Supplied material
★ ★ ★ ★ ★
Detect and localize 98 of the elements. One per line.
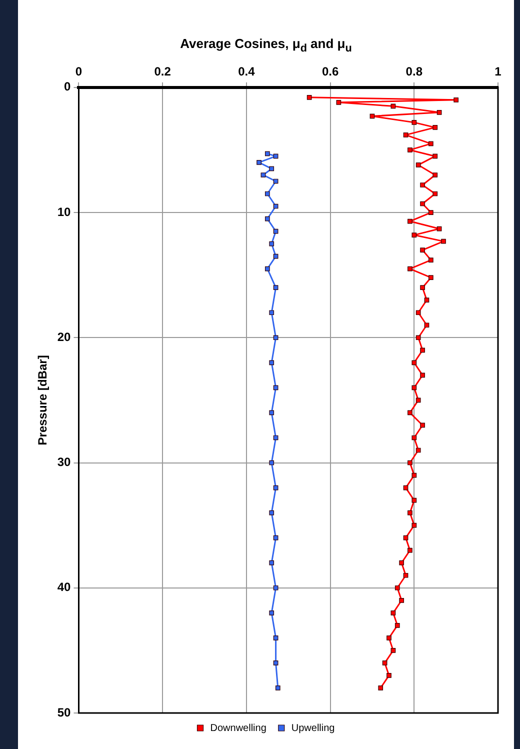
point xyxy=(408,460,412,466)
point xyxy=(412,385,417,390)
point xyxy=(403,572,408,578)
y-tick-label: 20 xyxy=(57,330,72,344)
point xyxy=(269,410,274,416)
point xyxy=(408,410,412,416)
point xyxy=(420,182,425,188)
point xyxy=(273,636,278,640)
point xyxy=(408,148,412,152)
point xyxy=(420,422,425,428)
point xyxy=(336,100,342,105)
point xyxy=(412,472,417,478)
point xyxy=(420,372,425,378)
point xyxy=(432,154,438,159)
point xyxy=(412,232,417,238)
point xyxy=(403,132,408,138)
legend-label: Downwelling xyxy=(210,722,266,734)
point xyxy=(269,241,274,246)
point xyxy=(412,435,417,440)
point xyxy=(378,686,384,690)
point xyxy=(273,660,278,666)
point xyxy=(420,248,425,252)
point xyxy=(428,210,434,215)
point xyxy=(412,120,417,125)
point xyxy=(264,266,270,272)
point xyxy=(416,310,421,316)
point xyxy=(408,218,412,224)
point xyxy=(269,610,274,616)
point xyxy=(454,97,458,102)
point xyxy=(256,160,262,165)
x-tick-label: 1 xyxy=(494,64,502,79)
point xyxy=(408,266,412,272)
point xyxy=(420,285,425,290)
point xyxy=(428,275,434,280)
x-tick-label: 0.4 xyxy=(238,64,256,79)
point xyxy=(412,522,417,528)
point xyxy=(408,510,412,516)
point xyxy=(386,673,392,678)
point xyxy=(269,310,274,316)
y-axis-title: Pressure [dBar] xyxy=(36,355,50,446)
point xyxy=(420,348,425,353)
point xyxy=(432,125,438,130)
point xyxy=(264,191,270,196)
point xyxy=(273,385,278,390)
point xyxy=(399,598,404,603)
point xyxy=(424,298,430,303)
y-tick-label: 10 xyxy=(57,204,72,219)
point xyxy=(416,335,421,340)
point xyxy=(269,166,274,172)
point xyxy=(428,258,434,262)
point xyxy=(424,322,430,328)
point xyxy=(264,151,270,156)
y-tick-label: 40 xyxy=(57,580,72,594)
point xyxy=(412,498,417,503)
x-tick-label: 0 xyxy=(75,64,82,79)
point xyxy=(428,141,434,146)
point xyxy=(436,226,442,232)
point xyxy=(390,610,396,616)
point xyxy=(264,216,270,222)
point xyxy=(370,114,375,119)
point xyxy=(432,191,438,196)
x-axis-title: Average Cosines, μ$_{d}$ and μ$_{u}$ xyxy=(179,36,353,55)
point xyxy=(399,560,404,566)
y-tick-label: 50 xyxy=(57,705,72,720)
point xyxy=(273,585,278,590)
point xyxy=(273,335,278,340)
point xyxy=(436,110,442,115)
point xyxy=(441,238,446,244)
point xyxy=(390,104,396,109)
point xyxy=(382,660,388,666)
point xyxy=(403,535,408,540)
point xyxy=(394,622,400,628)
point xyxy=(432,172,438,178)
point xyxy=(420,201,425,206)
point xyxy=(306,94,312,100)
x-tick-label: 0.8 xyxy=(406,64,423,79)
point xyxy=(269,360,274,366)
point xyxy=(408,548,412,553)
legend-label: Upwelling xyxy=(291,722,335,734)
point xyxy=(416,162,421,168)
point xyxy=(416,448,421,453)
point xyxy=(394,585,400,590)
point xyxy=(412,360,417,366)
point xyxy=(273,254,278,259)
point xyxy=(269,510,274,516)
y-tick-label: 30 xyxy=(57,455,72,470)
y-tick-label: 0 xyxy=(64,80,72,94)
point xyxy=(269,560,274,566)
x-tick-label: 0.2 xyxy=(154,64,172,79)
point xyxy=(416,398,421,403)
x-tick-label: 0.6 xyxy=(322,64,339,79)
point xyxy=(269,460,274,466)
point xyxy=(273,535,278,540)
point xyxy=(386,636,392,640)
point xyxy=(275,686,280,690)
point xyxy=(390,648,396,653)
point xyxy=(273,285,278,290)
point xyxy=(260,172,266,178)
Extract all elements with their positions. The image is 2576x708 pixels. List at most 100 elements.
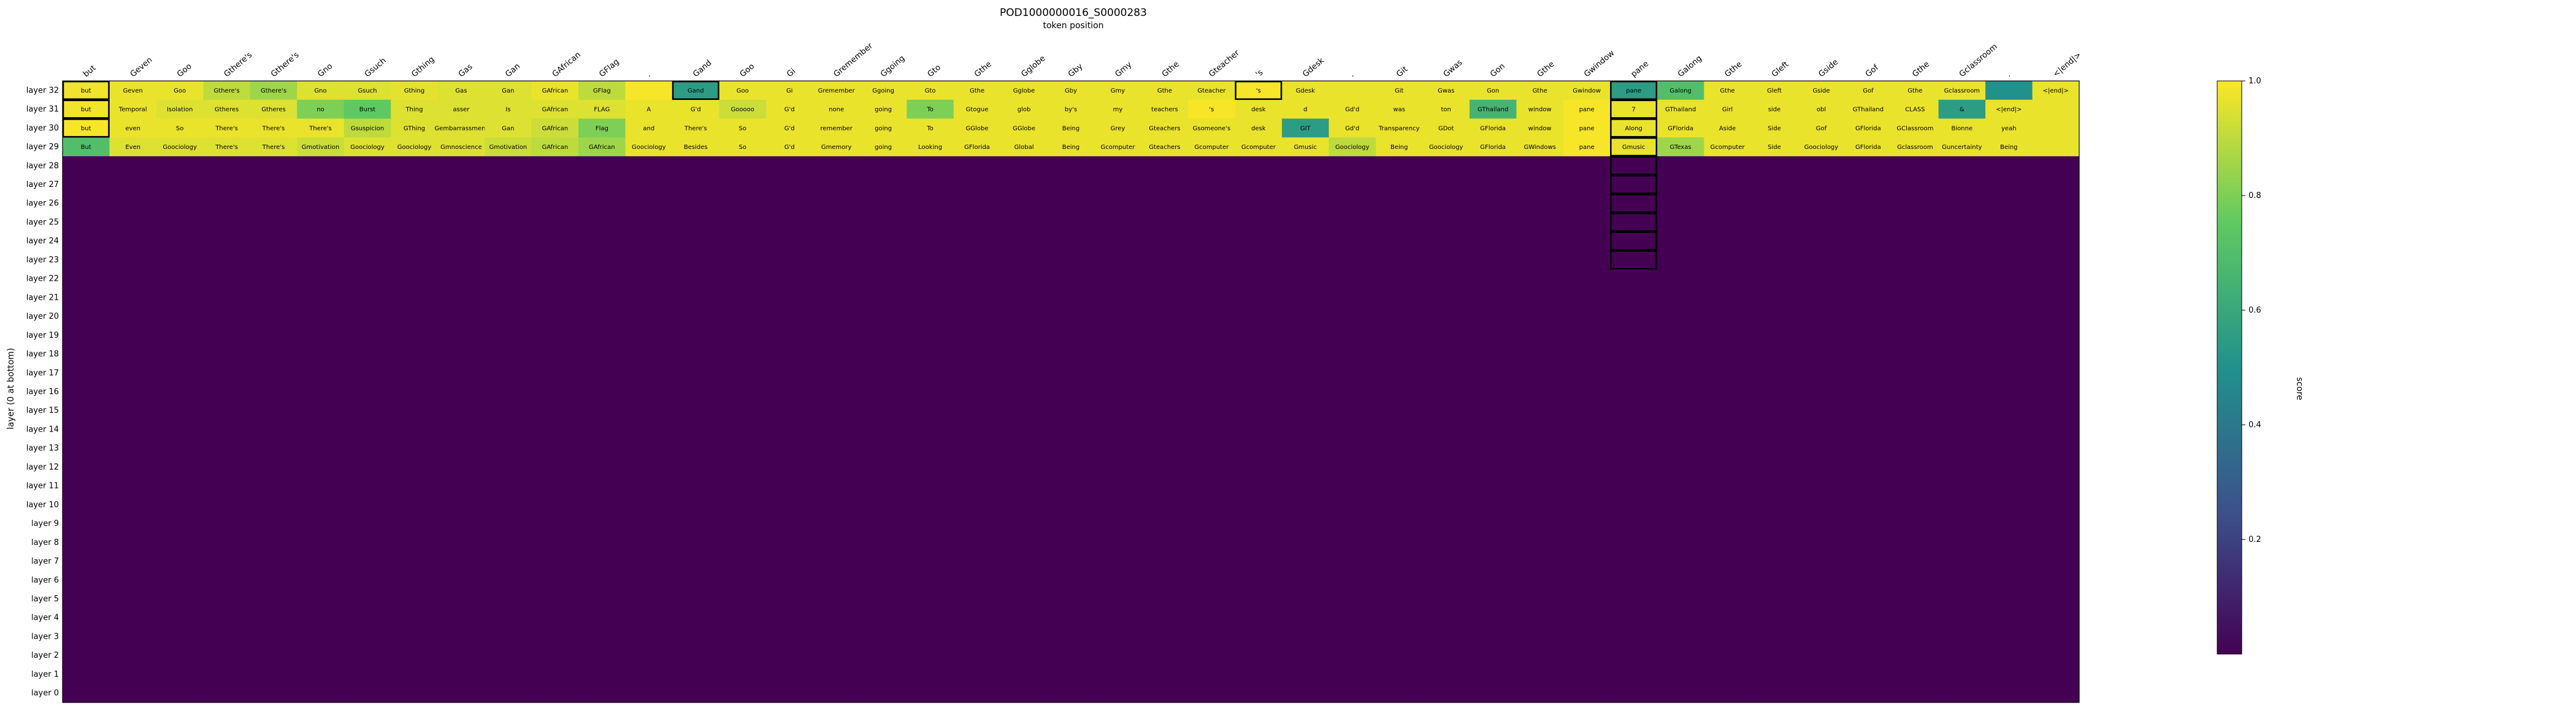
heatmap-cell <box>1047 306 1095 326</box>
heatmap-cell <box>578 156 626 176</box>
heatmap-cell <box>1141 608 1189 628</box>
heatmap-cell <box>859 81 907 101</box>
heatmap-cell <box>109 438 157 459</box>
heatmap-cell <box>250 137 297 157</box>
heatmap-cell <box>813 175 861 194</box>
heatmap-cell <box>1376 156 1423 176</box>
heatmap-cell <box>1938 382 1986 402</box>
heatmap-cell <box>765 99 813 119</box>
heatmap-cell <box>672 213 720 232</box>
heatmap-cell <box>765 627 813 647</box>
heatmap-cell <box>437 306 485 326</box>
heatmap-cell <box>1844 608 1892 628</box>
heatmap-cell <box>391 552 439 571</box>
heatmap-cell <box>1141 137 1189 157</box>
heatmap-cell <box>297 175 345 194</box>
highlight-box <box>1610 250 1658 270</box>
heatmap-cell <box>1938 118 1986 138</box>
heatmap-cell <box>1282 250 1330 270</box>
heatmap-cell <box>2032 570 2080 590</box>
heatmap-cell <box>391 495 439 515</box>
heatmap-cell <box>765 476 813 496</box>
heatmap-cell <box>1376 589 1423 609</box>
heatmap-cell <box>156 683 204 703</box>
heatmap-cell <box>203 683 251 703</box>
heatmap-cell <box>297 476 345 496</box>
heatmap-cell <box>1610 213 1658 232</box>
heatmap-cell <box>1844 420 1892 440</box>
heatmap-cell <box>953 156 1001 176</box>
heatmap-cell <box>1235 514 1282 533</box>
heatmap-cell <box>1938 552 1986 571</box>
heatmap-cell <box>907 457 954 477</box>
x-tick-label: Gthe <box>973 59 994 79</box>
heatmap-cell <box>1328 156 1376 176</box>
heatmap-cell <box>1047 213 1095 232</box>
heatmap-cell <box>1798 99 1846 119</box>
heatmap-cell <box>1469 213 1517 232</box>
heatmap-cell <box>203 552 251 571</box>
cell-label: There's <box>309 125 332 132</box>
heatmap-cell <box>343 401 391 421</box>
heatmap-cell <box>1985 344 2033 364</box>
heatmap-cell <box>1422 457 1470 477</box>
heatmap-cell <box>765 589 813 609</box>
heatmap-cell <box>578 589 626 609</box>
heatmap-cell <box>765 175 813 194</box>
heatmap-cell <box>578 363 626 383</box>
heatmap-cell <box>578 382 626 402</box>
heatmap-cell <box>485 645 532 666</box>
heatmap-cell <box>719 306 767 326</box>
heatmap-cell <box>1516 476 1564 496</box>
heatmap-cell <box>2032 552 2080 571</box>
heatmap-cell <box>1141 533 1189 552</box>
heatmap-cell <box>156 213 204 232</box>
heatmap-cell <box>1235 420 1282 440</box>
cell-label: 's <box>1256 88 1261 94</box>
highlight-box <box>1610 118 1658 138</box>
heatmap-cell <box>1000 306 1048 326</box>
heatmap-cell <box>625 250 673 270</box>
heatmap-cell <box>1235 118 1282 138</box>
heatmap-cell <box>1094 344 1142 364</box>
cell-label: There's <box>215 125 238 132</box>
heatmap-cell <box>485 81 532 101</box>
heatmap-cell <box>953 570 1001 590</box>
heatmap-cell <box>813 589 861 609</box>
heatmap-cell <box>1657 118 1704 138</box>
heatmap-cell <box>1563 514 1611 533</box>
heatmap-cell <box>2032 194 2080 213</box>
heatmap-cell <box>1047 325 1095 345</box>
heatmap-cell <box>1844 175 1892 194</box>
heatmap-cell <box>1422 344 1470 364</box>
heatmap-cell <box>1376 99 1423 119</box>
heatmap-cell <box>907 194 954 213</box>
heatmap-cell <box>485 514 532 533</box>
heatmap-cell <box>1328 514 1376 533</box>
heatmap-cell <box>391 306 439 326</box>
heatmap-cell <box>391 344 439 364</box>
heatmap-cell <box>343 194 391 213</box>
heatmap-cell <box>813 664 861 684</box>
heatmap-cell <box>672 288 720 308</box>
heatmap-cell <box>1094 476 1142 496</box>
cell-label: FLAG <box>594 107 610 113</box>
cell-label: Gcomputer <box>1711 144 1746 151</box>
heatmap-cell <box>250 401 297 421</box>
cell-label: Gas <box>455 88 467 94</box>
heatmap-cell <box>1376 325 1423 345</box>
cell-label: GClassroom <box>1896 125 1933 132</box>
heatmap-cell <box>109 194 157 213</box>
heatmap-cell <box>343 250 391 270</box>
y-tick-label: layer 29 <box>26 143 59 152</box>
heatmap-cell <box>109 306 157 326</box>
heatmap-cell <box>1985 476 2033 496</box>
heatmap-cell <box>1047 401 1095 421</box>
heatmap-cell <box>1047 627 1095 647</box>
heatmap-cell <box>1376 250 1423 270</box>
heatmap-cell <box>907 664 954 684</box>
heatmap-cell <box>156 457 204 477</box>
heatmap-cell <box>1094 438 1142 459</box>
heatmap-cell <box>109 363 157 383</box>
heatmap-cell <box>1563 81 1611 101</box>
★ ★ ★ ★ ★
Stated goal
Locate each line in the records that contains the string "elements" and copy those lines out in full. Count only matches whose letter case is the same.

The answer
Detect and localize 98 of the elements. One per line.
Extract all elements with their positions. The image is 2576x708 pixels. List at most 100 elements.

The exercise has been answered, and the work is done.